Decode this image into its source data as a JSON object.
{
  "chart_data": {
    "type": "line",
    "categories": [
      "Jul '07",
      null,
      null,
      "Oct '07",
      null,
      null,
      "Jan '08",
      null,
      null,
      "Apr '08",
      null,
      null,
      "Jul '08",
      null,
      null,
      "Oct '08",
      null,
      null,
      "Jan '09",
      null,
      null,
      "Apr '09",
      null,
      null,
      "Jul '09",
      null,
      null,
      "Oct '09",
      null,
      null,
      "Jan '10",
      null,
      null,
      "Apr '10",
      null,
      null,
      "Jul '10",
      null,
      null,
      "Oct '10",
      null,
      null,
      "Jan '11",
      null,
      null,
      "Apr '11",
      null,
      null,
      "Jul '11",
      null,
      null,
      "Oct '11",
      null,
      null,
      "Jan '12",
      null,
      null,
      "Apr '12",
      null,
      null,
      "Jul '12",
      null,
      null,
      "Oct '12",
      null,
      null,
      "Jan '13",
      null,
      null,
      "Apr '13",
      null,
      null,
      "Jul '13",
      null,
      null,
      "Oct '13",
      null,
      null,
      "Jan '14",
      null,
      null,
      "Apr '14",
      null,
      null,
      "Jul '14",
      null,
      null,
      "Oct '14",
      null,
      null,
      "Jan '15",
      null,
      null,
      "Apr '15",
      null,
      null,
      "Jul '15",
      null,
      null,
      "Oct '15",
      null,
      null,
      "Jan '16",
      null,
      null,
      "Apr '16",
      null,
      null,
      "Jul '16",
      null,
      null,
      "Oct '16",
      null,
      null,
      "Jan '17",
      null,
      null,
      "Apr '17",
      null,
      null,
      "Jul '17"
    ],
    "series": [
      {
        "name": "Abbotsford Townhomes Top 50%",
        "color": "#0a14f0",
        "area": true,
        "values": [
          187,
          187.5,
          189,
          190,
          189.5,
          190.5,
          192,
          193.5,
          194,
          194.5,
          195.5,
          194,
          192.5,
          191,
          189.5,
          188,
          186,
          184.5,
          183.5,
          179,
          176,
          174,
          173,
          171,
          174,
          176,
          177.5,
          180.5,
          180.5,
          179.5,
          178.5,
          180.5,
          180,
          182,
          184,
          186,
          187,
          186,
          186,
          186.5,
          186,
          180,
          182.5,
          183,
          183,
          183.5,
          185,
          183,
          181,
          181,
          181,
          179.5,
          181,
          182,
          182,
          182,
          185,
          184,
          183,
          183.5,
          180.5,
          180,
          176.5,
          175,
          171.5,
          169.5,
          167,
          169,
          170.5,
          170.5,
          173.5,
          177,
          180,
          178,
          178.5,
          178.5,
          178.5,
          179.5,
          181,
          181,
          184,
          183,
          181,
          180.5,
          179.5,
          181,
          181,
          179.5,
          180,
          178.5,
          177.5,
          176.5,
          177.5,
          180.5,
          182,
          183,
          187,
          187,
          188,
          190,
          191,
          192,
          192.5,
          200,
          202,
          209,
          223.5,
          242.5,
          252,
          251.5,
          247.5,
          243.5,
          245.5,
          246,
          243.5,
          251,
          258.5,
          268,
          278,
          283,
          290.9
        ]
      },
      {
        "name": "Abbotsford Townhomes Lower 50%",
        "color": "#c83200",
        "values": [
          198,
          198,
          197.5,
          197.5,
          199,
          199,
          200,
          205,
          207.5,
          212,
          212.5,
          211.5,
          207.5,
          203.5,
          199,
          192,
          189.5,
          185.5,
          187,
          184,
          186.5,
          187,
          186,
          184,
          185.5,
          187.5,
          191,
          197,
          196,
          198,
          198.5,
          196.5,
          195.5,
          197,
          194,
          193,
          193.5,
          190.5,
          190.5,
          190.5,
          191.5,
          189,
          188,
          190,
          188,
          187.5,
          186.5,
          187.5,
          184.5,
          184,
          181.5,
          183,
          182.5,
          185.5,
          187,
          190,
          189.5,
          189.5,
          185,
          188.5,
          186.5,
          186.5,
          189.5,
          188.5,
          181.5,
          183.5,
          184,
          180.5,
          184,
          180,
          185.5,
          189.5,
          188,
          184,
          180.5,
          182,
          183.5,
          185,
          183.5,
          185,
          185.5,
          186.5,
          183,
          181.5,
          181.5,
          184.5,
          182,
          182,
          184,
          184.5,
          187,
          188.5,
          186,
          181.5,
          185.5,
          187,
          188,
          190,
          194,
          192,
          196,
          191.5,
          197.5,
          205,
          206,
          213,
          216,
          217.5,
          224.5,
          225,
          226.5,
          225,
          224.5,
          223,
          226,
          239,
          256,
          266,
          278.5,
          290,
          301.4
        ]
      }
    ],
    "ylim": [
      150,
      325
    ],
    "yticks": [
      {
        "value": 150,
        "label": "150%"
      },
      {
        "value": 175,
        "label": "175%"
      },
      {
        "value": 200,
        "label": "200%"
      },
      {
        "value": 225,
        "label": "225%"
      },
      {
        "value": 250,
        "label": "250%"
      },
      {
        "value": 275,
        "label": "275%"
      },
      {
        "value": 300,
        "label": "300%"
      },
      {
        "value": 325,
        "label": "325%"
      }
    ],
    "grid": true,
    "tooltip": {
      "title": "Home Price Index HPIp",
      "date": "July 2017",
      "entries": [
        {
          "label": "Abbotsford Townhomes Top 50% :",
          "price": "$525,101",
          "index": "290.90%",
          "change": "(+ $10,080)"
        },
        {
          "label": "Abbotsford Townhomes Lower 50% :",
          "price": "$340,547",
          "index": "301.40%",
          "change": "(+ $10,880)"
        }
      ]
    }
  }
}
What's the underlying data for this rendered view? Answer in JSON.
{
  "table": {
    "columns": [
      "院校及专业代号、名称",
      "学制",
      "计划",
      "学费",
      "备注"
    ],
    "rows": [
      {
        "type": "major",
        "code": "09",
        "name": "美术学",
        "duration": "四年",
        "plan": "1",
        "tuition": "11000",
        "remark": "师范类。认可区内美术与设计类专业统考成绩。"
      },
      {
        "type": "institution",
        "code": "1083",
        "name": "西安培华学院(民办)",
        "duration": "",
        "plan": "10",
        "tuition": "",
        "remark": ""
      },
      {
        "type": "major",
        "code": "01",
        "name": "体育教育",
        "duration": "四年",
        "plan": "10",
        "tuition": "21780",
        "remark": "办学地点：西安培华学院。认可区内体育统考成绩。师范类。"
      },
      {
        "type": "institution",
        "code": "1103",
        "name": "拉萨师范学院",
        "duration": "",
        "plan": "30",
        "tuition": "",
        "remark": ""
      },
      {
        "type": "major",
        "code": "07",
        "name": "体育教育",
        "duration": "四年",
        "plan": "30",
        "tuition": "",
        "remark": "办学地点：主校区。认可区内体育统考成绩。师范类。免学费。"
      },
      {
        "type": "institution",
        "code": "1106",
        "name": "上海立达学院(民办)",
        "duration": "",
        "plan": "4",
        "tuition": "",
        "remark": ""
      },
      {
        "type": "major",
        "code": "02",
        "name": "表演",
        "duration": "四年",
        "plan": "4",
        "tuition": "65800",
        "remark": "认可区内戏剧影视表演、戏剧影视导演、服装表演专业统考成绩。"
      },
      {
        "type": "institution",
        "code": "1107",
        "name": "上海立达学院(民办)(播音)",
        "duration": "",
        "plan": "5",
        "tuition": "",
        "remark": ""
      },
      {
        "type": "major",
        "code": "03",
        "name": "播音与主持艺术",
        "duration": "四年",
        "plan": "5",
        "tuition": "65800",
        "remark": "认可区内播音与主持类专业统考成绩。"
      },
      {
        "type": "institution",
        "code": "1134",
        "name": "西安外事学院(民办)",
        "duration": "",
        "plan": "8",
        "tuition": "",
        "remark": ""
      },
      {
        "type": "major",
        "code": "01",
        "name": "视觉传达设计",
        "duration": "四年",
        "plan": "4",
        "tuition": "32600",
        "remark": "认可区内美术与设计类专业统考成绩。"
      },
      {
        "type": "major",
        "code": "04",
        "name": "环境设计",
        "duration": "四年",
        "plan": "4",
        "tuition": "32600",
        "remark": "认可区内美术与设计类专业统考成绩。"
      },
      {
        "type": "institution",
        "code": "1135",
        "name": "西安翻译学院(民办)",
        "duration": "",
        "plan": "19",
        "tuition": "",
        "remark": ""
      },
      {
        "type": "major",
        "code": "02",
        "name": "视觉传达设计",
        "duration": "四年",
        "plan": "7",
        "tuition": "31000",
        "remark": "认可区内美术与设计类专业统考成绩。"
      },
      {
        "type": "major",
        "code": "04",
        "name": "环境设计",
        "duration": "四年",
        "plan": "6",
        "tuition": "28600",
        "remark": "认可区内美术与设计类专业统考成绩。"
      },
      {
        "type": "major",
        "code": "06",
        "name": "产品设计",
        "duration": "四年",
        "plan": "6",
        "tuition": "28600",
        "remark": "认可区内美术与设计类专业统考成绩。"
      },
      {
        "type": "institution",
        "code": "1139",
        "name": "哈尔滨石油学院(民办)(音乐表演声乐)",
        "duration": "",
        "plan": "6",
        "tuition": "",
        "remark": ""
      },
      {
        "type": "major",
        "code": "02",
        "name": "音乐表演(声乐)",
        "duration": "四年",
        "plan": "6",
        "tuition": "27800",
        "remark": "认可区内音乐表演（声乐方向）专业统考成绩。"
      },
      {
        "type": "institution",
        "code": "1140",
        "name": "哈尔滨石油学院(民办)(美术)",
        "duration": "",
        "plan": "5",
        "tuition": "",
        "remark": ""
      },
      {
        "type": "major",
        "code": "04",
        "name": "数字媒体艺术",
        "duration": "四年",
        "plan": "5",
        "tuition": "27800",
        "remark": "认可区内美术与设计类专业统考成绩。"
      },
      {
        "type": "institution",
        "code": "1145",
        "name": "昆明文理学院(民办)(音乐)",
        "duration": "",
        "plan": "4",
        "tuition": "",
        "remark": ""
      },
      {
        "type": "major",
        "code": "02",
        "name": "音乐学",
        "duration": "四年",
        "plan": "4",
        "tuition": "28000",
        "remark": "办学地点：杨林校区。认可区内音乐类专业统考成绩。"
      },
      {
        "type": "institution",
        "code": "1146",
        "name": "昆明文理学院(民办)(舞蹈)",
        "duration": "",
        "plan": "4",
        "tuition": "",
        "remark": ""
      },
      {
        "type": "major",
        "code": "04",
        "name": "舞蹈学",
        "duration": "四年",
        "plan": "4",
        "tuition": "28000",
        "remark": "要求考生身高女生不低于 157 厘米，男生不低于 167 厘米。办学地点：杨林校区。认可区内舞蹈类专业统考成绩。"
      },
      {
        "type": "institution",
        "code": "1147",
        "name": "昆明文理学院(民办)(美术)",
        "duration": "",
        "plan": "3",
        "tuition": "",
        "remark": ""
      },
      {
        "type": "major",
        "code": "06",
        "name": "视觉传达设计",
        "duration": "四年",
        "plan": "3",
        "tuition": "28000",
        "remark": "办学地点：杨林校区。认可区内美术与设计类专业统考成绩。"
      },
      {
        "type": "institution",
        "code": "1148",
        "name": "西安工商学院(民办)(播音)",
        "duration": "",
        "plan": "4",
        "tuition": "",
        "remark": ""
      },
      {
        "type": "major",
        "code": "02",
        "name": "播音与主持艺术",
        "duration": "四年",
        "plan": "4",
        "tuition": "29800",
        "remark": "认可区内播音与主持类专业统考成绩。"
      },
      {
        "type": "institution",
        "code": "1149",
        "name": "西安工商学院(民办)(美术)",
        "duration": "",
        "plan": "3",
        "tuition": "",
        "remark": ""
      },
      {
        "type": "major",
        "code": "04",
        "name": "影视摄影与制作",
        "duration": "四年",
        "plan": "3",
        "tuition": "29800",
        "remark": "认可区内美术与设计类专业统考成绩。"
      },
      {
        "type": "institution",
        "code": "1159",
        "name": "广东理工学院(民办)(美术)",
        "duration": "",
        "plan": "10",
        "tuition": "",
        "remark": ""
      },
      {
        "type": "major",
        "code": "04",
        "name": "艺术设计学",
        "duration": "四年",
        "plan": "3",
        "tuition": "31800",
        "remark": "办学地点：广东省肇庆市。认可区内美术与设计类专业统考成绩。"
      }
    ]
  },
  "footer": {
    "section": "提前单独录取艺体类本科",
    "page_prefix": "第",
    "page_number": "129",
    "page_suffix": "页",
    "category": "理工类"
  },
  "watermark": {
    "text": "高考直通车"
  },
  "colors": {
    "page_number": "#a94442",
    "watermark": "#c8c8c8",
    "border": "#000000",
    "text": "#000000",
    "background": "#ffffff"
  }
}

★ ★ ★

### Task requirements
Only a number is wanted: how many lines of the material include the word "label".

### In response
10